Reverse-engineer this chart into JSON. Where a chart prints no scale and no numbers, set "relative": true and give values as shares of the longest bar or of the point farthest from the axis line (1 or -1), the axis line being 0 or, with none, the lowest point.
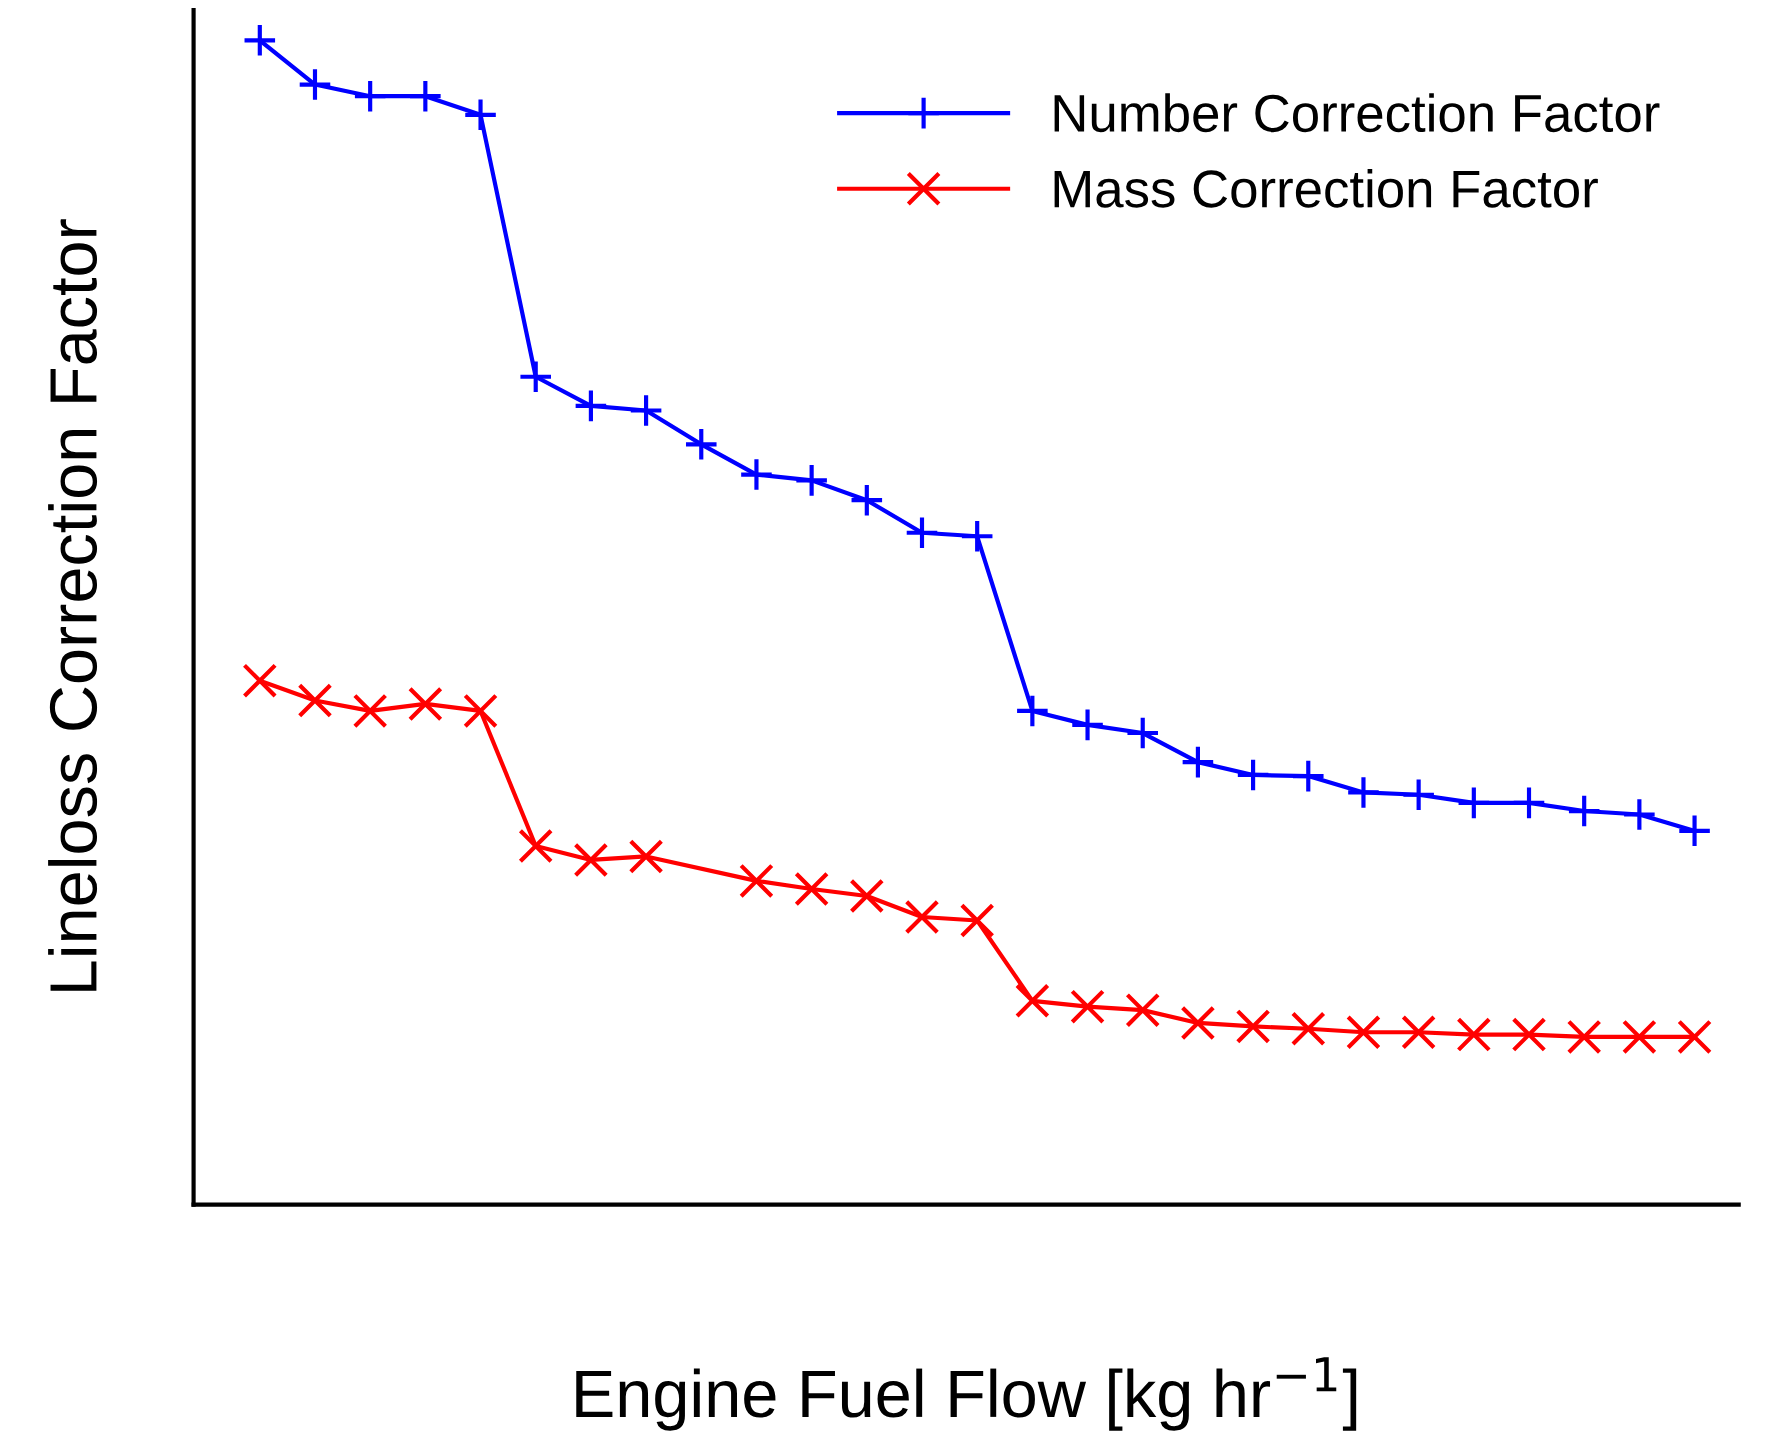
{
  "chart_data": {
    "type": "line",
    "relative": true,
    "xlabel": "Engine Fuel Flow [kg hr$^{−1}$]",
    "ylabel": "Lineloss Correction Factor",
    "tick_labels": false,
    "legend": "top right",
    "line_style": "solid",
    "categories": [
      null,
      null,
      null,
      null,
      null,
      null,
      null,
      null,
      null,
      null,
      null,
      null,
      null,
      null,
      null,
      null,
      null,
      null,
      null,
      null,
      null,
      null,
      null,
      null,
      null,
      null,
      null
    ],
    "series": [
      {
        "name": "Number Correction Factor",
        "color": "#0000ff",
        "marker": "cross",
        "values": [
          1.0,
          0.962,
          0.952,
          0.952,
          0.936,
          0.711,
          0.686,
          0.682,
          0.653,
          0.627,
          0.622,
          0.605,
          0.577,
          0.574,
          0.424,
          0.412,
          0.405,
          0.38,
          0.369,
          0.368,
          0.354,
          0.352,
          0.345,
          0.345,
          0.338,
          0.335,
          0.321
        ]
      },
      {
        "name": "Mass Correction Factor",
        "color": "#ff0000",
        "marker": "x",
        "values": [
          0.45,
          0.433,
          0.424,
          0.43,
          0.424,
          0.308,
          0.296,
          0.299,
          null,
          0.278,
          0.271,
          0.265,
          0.247,
          0.244,
          0.175,
          0.17,
          0.167,
          0.156,
          0.153,
          0.151,
          0.148,
          0.148,
          0.146,
          0.146,
          0.144,
          0.144,
          0.144
        ]
      }
    ]
  }
}
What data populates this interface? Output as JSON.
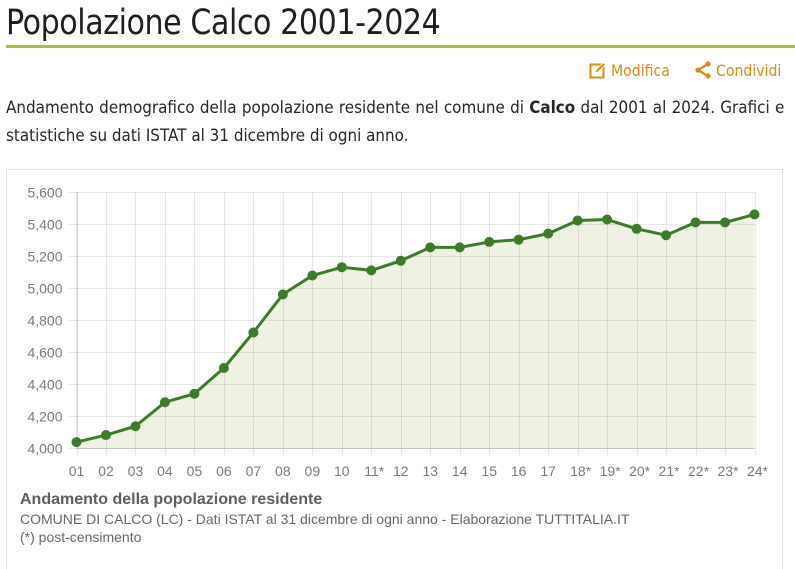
{
  "header": {
    "title": "Popolazione Calco 2001-2024",
    "actions": [
      {
        "label": "Modifica",
        "icon": "edit-icon"
      },
      {
        "label": "Condividi",
        "icon": "share-icon"
      }
    ],
    "accent_color": "#9fc33b",
    "action_color": "#e08a12"
  },
  "intro": {
    "before": "Andamento demografico della popolazione residente nel comune di ",
    "bold": "Calco",
    "after": " dal 2001 al 2024. Grafici e statistiche su dati ISTAT al 31 dicembre di ogni anno."
  },
  "caption": {
    "title": "Andamento della popolazione residente",
    "source": "COMUNE DI CALCO (LC) - Dati ISTAT al 31 dicembre di ogni anno - Elaborazione TUTTITALIA.IT",
    "note": "(*) post-censimento"
  },
  "chart_data": {
    "type": "area",
    "title": "Andamento della popolazione residente",
    "subtitle": "COMUNE DI CALCO (LC) - Dati ISTAT al 31 dicembre di ogni anno - Elaborazione TUTTITALIA.IT",
    "note": "(*) post-censimento",
    "xlabel": "",
    "ylabel": "",
    "categories": [
      "01",
      "02",
      "03",
      "04",
      "05",
      "06",
      "07",
      "08",
      "09",
      "10",
      "11*",
      "12",
      "13",
      "14",
      "15",
      "16",
      "17",
      "18*",
      "19*",
      "20*",
      "21*",
      "22*",
      "23*",
      "24*"
    ],
    "series": [
      {
        "name": "Popolazione residente",
        "values": [
          4037,
          4081,
          4136,
          4286,
          4339,
          4500,
          4722,
          4960,
          5078,
          5130,
          5110,
          5170,
          5254,
          5254,
          5288,
          5302,
          5340,
          5422,
          5428,
          5370,
          5330,
          5410,
          5410,
          5460
        ],
        "line_color": "#3d7a2a",
        "fill_color": "#eff1e3"
      }
    ],
    "ylim": [
      4000,
      5600
    ],
    "yticks": [
      4000,
      4200,
      4400,
      4600,
      4800,
      5000,
      5200,
      5400,
      5600
    ],
    "ytick_labels": [
      "4,000",
      "4,200",
      "4,400",
      "4,600",
      "4,800",
      "5,000",
      "5,200",
      "5,400",
      "5,600"
    ],
    "grid": true,
    "legend": "none",
    "markers": true
  }
}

▸ **WHAT YOU HAVE TO DO**:
Reply with one number only: how many lines of the listing hold "name"?

▸ **FINISHED ANSWER**:
3